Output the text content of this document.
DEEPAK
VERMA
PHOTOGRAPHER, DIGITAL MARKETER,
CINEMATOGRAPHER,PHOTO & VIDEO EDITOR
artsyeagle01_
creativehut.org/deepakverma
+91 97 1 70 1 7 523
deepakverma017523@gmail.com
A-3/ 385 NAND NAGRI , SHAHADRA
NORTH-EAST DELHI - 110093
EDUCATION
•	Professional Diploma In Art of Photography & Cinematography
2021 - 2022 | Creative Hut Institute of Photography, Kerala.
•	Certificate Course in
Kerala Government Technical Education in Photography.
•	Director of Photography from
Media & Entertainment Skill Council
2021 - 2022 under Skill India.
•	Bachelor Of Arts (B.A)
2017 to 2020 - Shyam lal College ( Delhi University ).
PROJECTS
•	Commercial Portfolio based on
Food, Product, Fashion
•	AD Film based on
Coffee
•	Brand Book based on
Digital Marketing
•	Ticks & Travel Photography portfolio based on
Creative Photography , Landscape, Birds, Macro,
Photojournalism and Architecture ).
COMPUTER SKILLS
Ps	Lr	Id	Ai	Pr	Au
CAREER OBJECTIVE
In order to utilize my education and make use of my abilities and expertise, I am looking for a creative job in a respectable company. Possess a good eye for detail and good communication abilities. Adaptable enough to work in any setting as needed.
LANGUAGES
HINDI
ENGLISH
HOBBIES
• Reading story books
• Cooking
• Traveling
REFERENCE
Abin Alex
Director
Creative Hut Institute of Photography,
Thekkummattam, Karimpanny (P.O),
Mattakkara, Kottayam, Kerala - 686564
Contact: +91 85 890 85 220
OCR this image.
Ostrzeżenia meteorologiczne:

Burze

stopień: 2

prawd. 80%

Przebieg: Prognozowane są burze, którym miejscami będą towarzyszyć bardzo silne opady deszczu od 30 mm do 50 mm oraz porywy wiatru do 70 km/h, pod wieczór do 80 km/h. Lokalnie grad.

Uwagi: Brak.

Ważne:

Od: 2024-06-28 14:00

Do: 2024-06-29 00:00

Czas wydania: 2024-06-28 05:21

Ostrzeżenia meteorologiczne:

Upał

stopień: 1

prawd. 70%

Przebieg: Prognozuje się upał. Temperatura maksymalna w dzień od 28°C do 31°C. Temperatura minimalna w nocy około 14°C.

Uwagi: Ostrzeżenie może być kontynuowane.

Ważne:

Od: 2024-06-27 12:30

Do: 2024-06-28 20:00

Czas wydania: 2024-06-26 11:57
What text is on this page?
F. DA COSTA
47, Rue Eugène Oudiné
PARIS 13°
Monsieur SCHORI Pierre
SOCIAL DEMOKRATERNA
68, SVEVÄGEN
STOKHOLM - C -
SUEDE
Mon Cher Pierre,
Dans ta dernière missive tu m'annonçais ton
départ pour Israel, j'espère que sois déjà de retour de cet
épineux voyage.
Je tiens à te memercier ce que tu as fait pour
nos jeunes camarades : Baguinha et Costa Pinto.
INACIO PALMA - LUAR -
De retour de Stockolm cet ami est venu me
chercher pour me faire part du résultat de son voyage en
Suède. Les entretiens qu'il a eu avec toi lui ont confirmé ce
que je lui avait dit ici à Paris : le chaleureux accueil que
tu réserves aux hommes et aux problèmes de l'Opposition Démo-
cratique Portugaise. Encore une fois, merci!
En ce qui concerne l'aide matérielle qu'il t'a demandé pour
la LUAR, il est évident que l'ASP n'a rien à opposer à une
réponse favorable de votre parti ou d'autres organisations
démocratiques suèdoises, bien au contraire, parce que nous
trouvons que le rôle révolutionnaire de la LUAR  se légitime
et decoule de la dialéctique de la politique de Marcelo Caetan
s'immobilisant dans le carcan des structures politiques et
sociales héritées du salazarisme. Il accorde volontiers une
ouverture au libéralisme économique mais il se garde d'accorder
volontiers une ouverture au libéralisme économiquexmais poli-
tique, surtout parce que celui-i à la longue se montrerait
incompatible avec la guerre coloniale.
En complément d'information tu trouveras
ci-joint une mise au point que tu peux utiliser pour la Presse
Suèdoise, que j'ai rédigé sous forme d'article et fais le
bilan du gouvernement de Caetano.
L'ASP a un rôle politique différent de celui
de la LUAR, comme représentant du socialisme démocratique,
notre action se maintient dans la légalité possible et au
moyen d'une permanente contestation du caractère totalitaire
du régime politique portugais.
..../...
:::::
Exercise goal
Write an exact transcription of every entry above.

Output
Output the text content of this document.
DEEPAK
VERMA
PHOTOGRAPHER, DIGITAL MARKETER,
CINEMATOGRAPHER,PHOTO & VIDEO EDITOR
artsyeagle01_
creativehut.org/deepakverma
+91 97 1 70 1 7 523
deepakverma017523@gmail.com
A-3/ 385 NAND NAGRI , SHAHADRA
NORTH-EAST DELHI - 110093
EDUCATION
•	Professional Diploma In Art of Photography & Cinematography
2021 - 2022 | Creative Hut Institute of Photography, Kerala.
•	Certificate Course in
Kerala Government Technical Education in Photography.
•	Director of Photography from
Media & Entertainment Skill Council
2021 - 2022 under Skill India.
•	Bachelor Of Arts (B.A)
2017 to 2020 - Shyam lal College ( Delhi University ).
PROJECTS
•	Commercial Portfolio based on
Food, Product, Fashion
•	AD Film based on
Coffee
•	Brand Book based on
Digital Marketing
•	Ticks & Travel Photography portfolio based on
Creative Photography , Landscape, Birds, Macro,
Photojournalism and Architecture ).
COMPUTER SKILLS
Ps	Lr	Id	Ai	Pr	Au
CAREER OBJECTIVE
In order to utilize my education and make use of my abilities and expertise, I am looking for a creative job in a respectable company. Possess a good eye for detail and good communication abilities. Adaptable enough to work in any setting as needed.
LANGUAGES
HINDI
ENGLISH
HOBBIES
• Reading story books
• Cooking
• Traveling
REFERENCE
Abin Alex
Director
Creative Hut Institute of Photography,
Thekkummattam, Karimpanny (P.O),
Mattakkara, Kottayam, Kerala - 686564
Contact: +91 85 890 85 220
OCR this image.
Ostrzeżenia meteorologiczne:

Burze

stopień: 2

prawd. 80%

Przebieg: Prognozowane są burze, którym miejscami będą towarzyszyć bardzo silne opady deszczu od 30 mm do 50 mm oraz porywy wiatru do 70 km/h, pod wieczór do 80 km/h. Lokalnie grad.

Uwagi: Brak.

Ważne:

Od: 2024-06-28 14:00

Do: 2024-06-29 00:00

Czas wydania: 2024-06-28 05:21

Ostrzeżenia meteorologiczne:

Upał

stopień: 1

prawd. 70%

Przebieg: Prognozuje się upał. Temperatura maksymalna w dzień od 28°C do 31°C. Temperatura minimalna w nocy około 14°C.

Uwagi: Ostrzeżenie może być kontynuowane.

Ważne:

Od: 2024-06-27 12:30

Do: 2024-06-28 20:00

Czas wydania: 2024-06-26 11:57
What text is on this page?
F. DA COSTA
47, Rue Eugène Oudiné
PARIS 13°
Monsieur SCHORI Pierre
SOCIAL DEMOKRATERNA
68, SVEVÄGEN
STOKHOLM - C -
SUEDE
Mon Cher Pierre,
Dans ta dernière missive tu m'annonçais ton
départ pour Israel, j'espère que sois déjà de retour de cet
épineux voyage.
Je tiens à te memercier ce que tu as fait pour
nos jeunes camarades : Baguinha et Costa Pinto.
INACIO PALMA - LUAR -
De retour de Stockolm cet ami est venu me
chercher pour me faire part du résultat de son voyage en
Suède. Les entretiens qu'il a eu avec toi lui ont confirmé ce
que je lui avait dit ici à Paris : le chaleureux accueil que
tu réserves aux hommes et aux problèmes de l'Opposition Démo-
cratique Portugaise. Encore une fois, merci!
En ce qui concerne l'aide matérielle qu'il t'a demandé pour
la LUAR, il est évident que l'ASP n'a rien à opposer à une
réponse favorable de votre parti ou d'autres organisations
démocratiques suèdoises, bien au contraire, parce que nous
trouvons que le rôle révolutionnaire de la LUAR  se légitime
et decoule de la dialéctique de la politique de Marcelo Caetan
s'immobilisant dans le carcan des structures politiques et
sociales héritées du salazarisme. Il accorde volontiers une
ouverture au libéralisme économique mais il se garde d'accorder
volontiers une ouverture au libéralisme économiquexmais poli-
tique, surtout parce que celui-i à la longue se montrerait
incompatible avec la guerre coloniale.
En complément d'information tu trouveras
ci-joint une mise au point que tu peux utiliser pour la Presse
Suèdoise, que j'ai rédigé sous forme d'article et fais le
bilan du gouvernement de Caetano.
L'ASP a un rôle politique différent de celui
de la LUAR, comme représentant du socialisme démocratique,
notre action se maintient dans la légalité possible et au
moyen d'une permanente contestation du caractère totalitaire
du régime politique portugais.
..../...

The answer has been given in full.